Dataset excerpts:
· · · · ·

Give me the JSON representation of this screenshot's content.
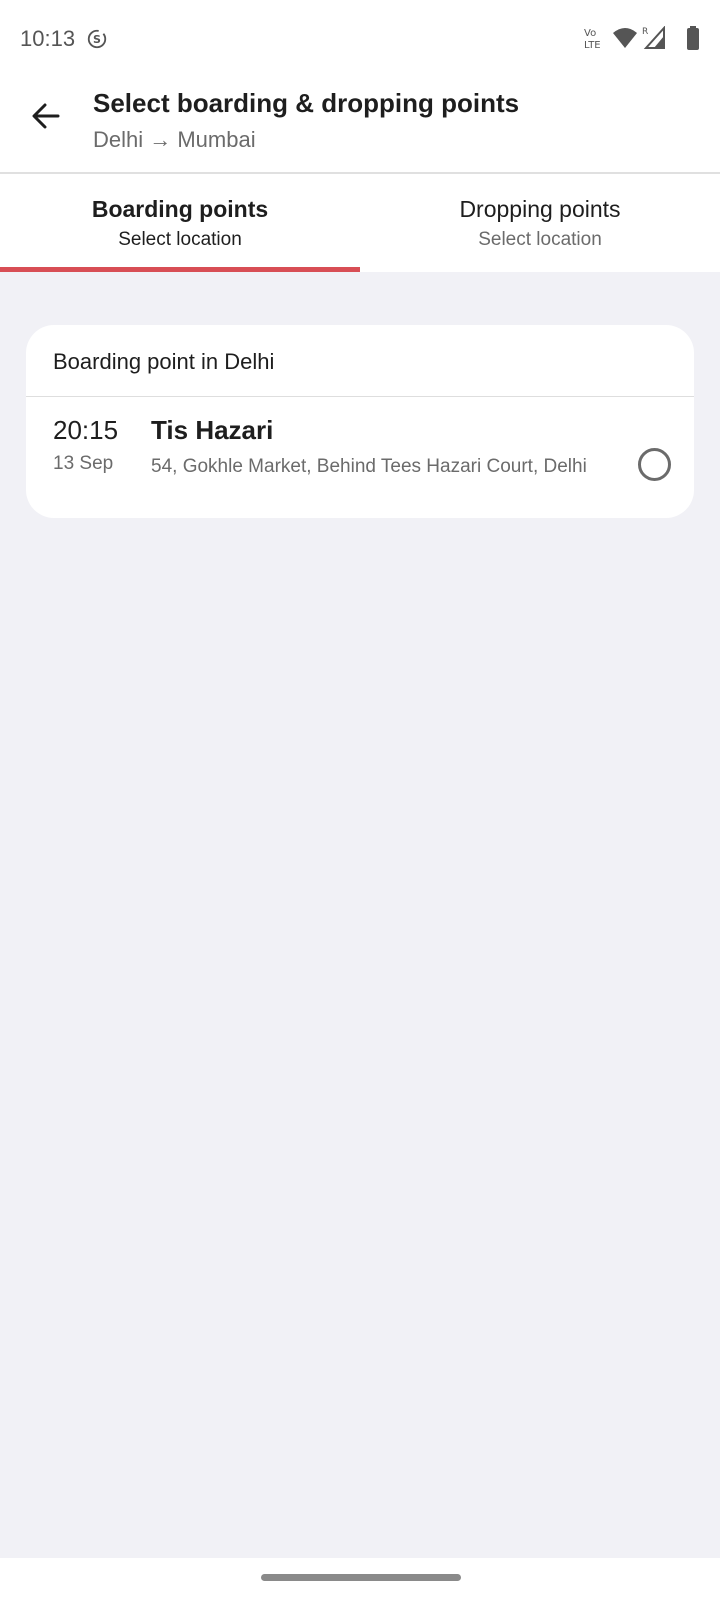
{
  "status_bar": {
    "time": "10:13",
    "icons": [
      "sync-icon",
      "volte-icon",
      "wifi-icon",
      "signal-icon",
      "battery-icon"
    ],
    "volte_line1": "Vo",
    "volte_line2": "LTE",
    "roaming": "R"
  },
  "header": {
    "back_icon": "arrow-left-icon",
    "title": "Select boarding & dropping points",
    "subtitle": "Delhi → Mumbai"
  },
  "tabs": [
    {
      "label": "Boarding points",
      "sub": "Select location",
      "selected": true
    },
    {
      "label": "Dropping points",
      "sub": "Select location",
      "selected": false
    }
  ],
  "accent_color": "#d84e55",
  "boarding_card": {
    "heading": "Boarding point in Delhi",
    "points": [
      {
        "time": "20:15",
        "date": "13 Sep",
        "name": "Tis Hazari",
        "address": "54, Gokhle Market, Behind Tees Hazari Court, Delhi",
        "selected": false
      }
    ]
  }
}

· · · · ·

Stated problem: Write out the listing above exactly as it stands, pictures excluded.

Reply to the task:
Give me the JSON representation of this screenshot's content.
{
  "status_bar": {
    "time": "10:13",
    "icons": [
      "sync-icon",
      "volte-icon",
      "wifi-icon",
      "signal-icon",
      "battery-icon"
    ],
    "volte_line1": "Vo",
    "volte_line2": "LTE",
    "roaming": "R"
  },
  "header": {
    "back_icon": "arrow-left-icon",
    "title": "Select boarding & dropping points",
    "subtitle": "Delhi → Mumbai"
  },
  "tabs": [
    {
      "label": "Boarding points",
      "sub": "Select location",
      "selected": true
    },
    {
      "label": "Dropping points",
      "sub": "Select location",
      "selected": false
    }
  ],
  "accent_color": "#d84e55",
  "boarding_card": {
    "heading": "Boarding point in Delhi",
    "points": [
      {
        "time": "20:15",
        "date": "13 Sep",
        "name": "Tis Hazari",
        "address": "54, Gokhle Market, Behind Tees Hazari Court, Delhi",
        "selected": false
      }
    ]
  }
}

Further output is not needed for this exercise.